# STATED GOAL
Restate the records in their entirety, word for word.

-- Start STORED RECORDS --

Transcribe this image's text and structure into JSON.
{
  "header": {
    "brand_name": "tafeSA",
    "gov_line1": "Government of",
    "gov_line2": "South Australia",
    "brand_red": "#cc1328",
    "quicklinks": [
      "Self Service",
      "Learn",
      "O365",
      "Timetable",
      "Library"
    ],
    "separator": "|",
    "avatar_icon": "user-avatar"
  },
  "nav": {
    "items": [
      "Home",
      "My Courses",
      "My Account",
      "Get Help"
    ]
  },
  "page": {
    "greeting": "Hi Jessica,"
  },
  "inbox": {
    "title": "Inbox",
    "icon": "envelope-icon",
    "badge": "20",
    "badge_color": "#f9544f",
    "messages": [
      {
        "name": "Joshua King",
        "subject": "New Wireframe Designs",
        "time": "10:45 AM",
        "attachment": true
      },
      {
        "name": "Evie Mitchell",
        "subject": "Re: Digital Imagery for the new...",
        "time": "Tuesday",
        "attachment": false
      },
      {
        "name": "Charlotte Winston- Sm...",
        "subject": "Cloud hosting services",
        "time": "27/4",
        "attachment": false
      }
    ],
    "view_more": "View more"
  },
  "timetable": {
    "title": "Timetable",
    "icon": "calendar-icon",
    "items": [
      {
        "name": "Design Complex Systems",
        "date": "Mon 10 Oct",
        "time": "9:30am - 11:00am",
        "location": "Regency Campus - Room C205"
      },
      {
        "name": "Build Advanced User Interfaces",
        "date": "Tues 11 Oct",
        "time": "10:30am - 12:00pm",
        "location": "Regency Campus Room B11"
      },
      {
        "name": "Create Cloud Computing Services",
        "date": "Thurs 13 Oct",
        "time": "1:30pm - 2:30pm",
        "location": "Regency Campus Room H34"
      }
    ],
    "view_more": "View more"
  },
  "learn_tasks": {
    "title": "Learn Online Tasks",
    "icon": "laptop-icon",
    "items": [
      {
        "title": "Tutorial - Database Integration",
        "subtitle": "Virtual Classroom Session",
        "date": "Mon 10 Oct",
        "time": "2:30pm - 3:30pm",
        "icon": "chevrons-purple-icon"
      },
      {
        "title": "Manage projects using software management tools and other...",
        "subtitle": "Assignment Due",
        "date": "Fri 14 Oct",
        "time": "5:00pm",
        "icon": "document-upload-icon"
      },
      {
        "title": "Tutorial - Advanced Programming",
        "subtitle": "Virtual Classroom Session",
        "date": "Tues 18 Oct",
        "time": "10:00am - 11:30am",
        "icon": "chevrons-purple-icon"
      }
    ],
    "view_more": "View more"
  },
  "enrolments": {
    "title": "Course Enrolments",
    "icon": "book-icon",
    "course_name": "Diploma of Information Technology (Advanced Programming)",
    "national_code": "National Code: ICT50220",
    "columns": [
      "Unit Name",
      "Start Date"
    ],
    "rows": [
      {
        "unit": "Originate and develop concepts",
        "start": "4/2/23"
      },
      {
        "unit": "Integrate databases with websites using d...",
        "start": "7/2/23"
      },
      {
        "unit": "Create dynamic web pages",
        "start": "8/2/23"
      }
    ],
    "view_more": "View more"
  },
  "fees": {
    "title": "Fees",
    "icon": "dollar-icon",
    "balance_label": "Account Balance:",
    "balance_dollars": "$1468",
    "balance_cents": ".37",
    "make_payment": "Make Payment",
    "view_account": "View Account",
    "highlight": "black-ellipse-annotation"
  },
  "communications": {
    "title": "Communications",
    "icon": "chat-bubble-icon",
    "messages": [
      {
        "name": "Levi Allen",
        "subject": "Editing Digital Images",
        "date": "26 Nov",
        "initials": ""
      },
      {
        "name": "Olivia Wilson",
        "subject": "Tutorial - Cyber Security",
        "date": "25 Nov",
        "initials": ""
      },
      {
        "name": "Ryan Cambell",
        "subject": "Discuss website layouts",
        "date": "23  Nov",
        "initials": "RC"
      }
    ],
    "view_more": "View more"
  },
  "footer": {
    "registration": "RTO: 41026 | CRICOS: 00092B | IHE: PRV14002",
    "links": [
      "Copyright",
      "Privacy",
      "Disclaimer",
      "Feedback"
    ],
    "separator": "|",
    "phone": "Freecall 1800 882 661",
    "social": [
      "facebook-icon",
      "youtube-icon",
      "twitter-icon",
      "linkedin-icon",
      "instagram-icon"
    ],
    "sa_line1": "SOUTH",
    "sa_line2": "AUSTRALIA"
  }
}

-- End STORED RECORDS --

# CORRECT ANSWER
Transcribe this image's text and structure into JSON.
{
  "header": {
    "brand_name": "tafeSA",
    "gov_line1": "Government of",
    "gov_line2": "South Australia",
    "brand_red": "#cc1328",
    "quicklinks": [
      "Self Service",
      "Learn",
      "O365",
      "Timetable",
      "Library"
    ],
    "separator": "|",
    "avatar_icon": "user-avatar"
  },
  "nav": {
    "items": [
      "Home",
      "My Courses",
      "My Account",
      "Get Help"
    ]
  },
  "page": {
    "greeting": "Hi Jessica,"
  },
  "inbox": {
    "title": "Inbox",
    "icon": "envelope-icon",
    "badge": "20",
    "badge_color": "#f9544f",
    "messages": [
      {
        "name": "Joshua King",
        "subject": "New Wireframe Designs",
        "time": "10:45 AM",
        "attachment": true
      },
      {
        "name": "Evie Mitchell",
        "subject": "Re: Digital Imagery for the new...",
        "time": "Tuesday",
        "attachment": false
      },
      {
        "name": "Charlotte Winston- Sm...",
        "subject": "Cloud hosting services",
        "time": "27/4",
        "attachment": false
      }
    ],
    "view_more": "View more"
  },
  "timetable": {
    "title": "Timetable",
    "icon": "calendar-icon",
    "items": [
      {
        "name": "Design Complex Systems",
        "date": "Mon 10 Oct",
        "time": "9:30am - 11:00am",
        "location": "Regency Campus - Room C205"
      },
      {
        "name": "Build Advanced User Interfaces",
        "date": "Tues 11 Oct",
        "time": "10:30am - 12:00pm",
        "location": "Regency Campus Room B11"
      },
      {
        "name": "Create Cloud Computing Services",
        "date": "Thurs 13 Oct",
        "time": "1:30pm - 2:30pm",
        "location": "Regency Campus Room H34"
      }
    ],
    "view_more": "View more"
  },
  "learn_tasks": {
    "title": "Learn Online Tasks",
    "icon": "laptop-icon",
    "items": [
      {
        "title": "Tutorial - Database Integration",
        "subtitle": "Virtual Classroom Session",
        "date": "Mon 10 Oct",
        "time": "2:30pm - 3:30pm",
        "icon": "chevrons-purple-icon"
      },
      {
        "title": "Manage projects using software management tools and other...",
        "subtitle": "Assignment Due",
        "date": "Fri 14 Oct",
        "time": "5:00pm",
        "icon": "document-upload-icon"
      },
      {
        "title": "Tutorial - Advanced Programming",
        "subtitle": "Virtual Classroom Session",
        "date": "Tues 18 Oct",
        "time": "10:00am - 11:30am",
        "icon": "chevrons-purple-icon"
      }
    ],
    "view_more": "View more"
  },
  "enrolments": {
    "title": "Course Enrolments",
    "icon": "book-icon",
    "course_name": "Diploma of Information Technology (Advanced Programming)",
    "national_code": "National Code: ICT50220",
    "columns": [
      "Unit Name",
      "Start Date"
    ],
    "rows": [
      {
        "unit": "Originate and develop concepts",
        "start": "4/2/23"
      },
      {
        "unit": "Integrate databases with websites using d...",
        "start": "7/2/23"
      },
      {
        "unit": "Create dynamic web pages",
        "start": "8/2/23"
      }
    ],
    "view_more": "View more"
  },
  "fees": {
    "title": "Fees",
    "icon": "dollar-icon",
    "balance_label": "Account Balance:",
    "balance_dollars": "$1468",
    "balance_cents": ".37",
    "make_payment": "Make Payment",
    "view_account": "View Account",
    "highlight": "black-ellipse-annotation"
  },
  "communications": {
    "title": "Communications",
    "icon": "chat-bubble-icon",
    "messages": [
      {
        "name": "Levi Allen",
        "subject": "Editing Digital Images",
        "date": "26 Nov",
        "initials": ""
      },
      {
        "name": "Olivia Wilson",
        "subject": "Tutorial - Cyber Security",
        "date": "25 Nov",
        "initials": ""
      },
      {
        "name": "Ryan Cambell",
        "subject": "Discuss website layouts",
        "date": "23  Nov",
        "initials": "RC"
      }
    ],
    "view_more": "View more"
  },
  "footer": {
    "registration": "RTO: 41026 | CRICOS: 00092B | IHE: PRV14002",
    "links": [
      "Copyright",
      "Privacy",
      "Disclaimer",
      "Feedback"
    ],
    "separator": "|",
    "phone": "Freecall 1800 882 661",
    "social": [
      "facebook-icon",
      "youtube-icon",
      "twitter-icon",
      "linkedin-icon",
      "instagram-icon"
    ],
    "sa_line1": "SOUTH",
    "sa_line2": "AUSTRALIA"
  }
}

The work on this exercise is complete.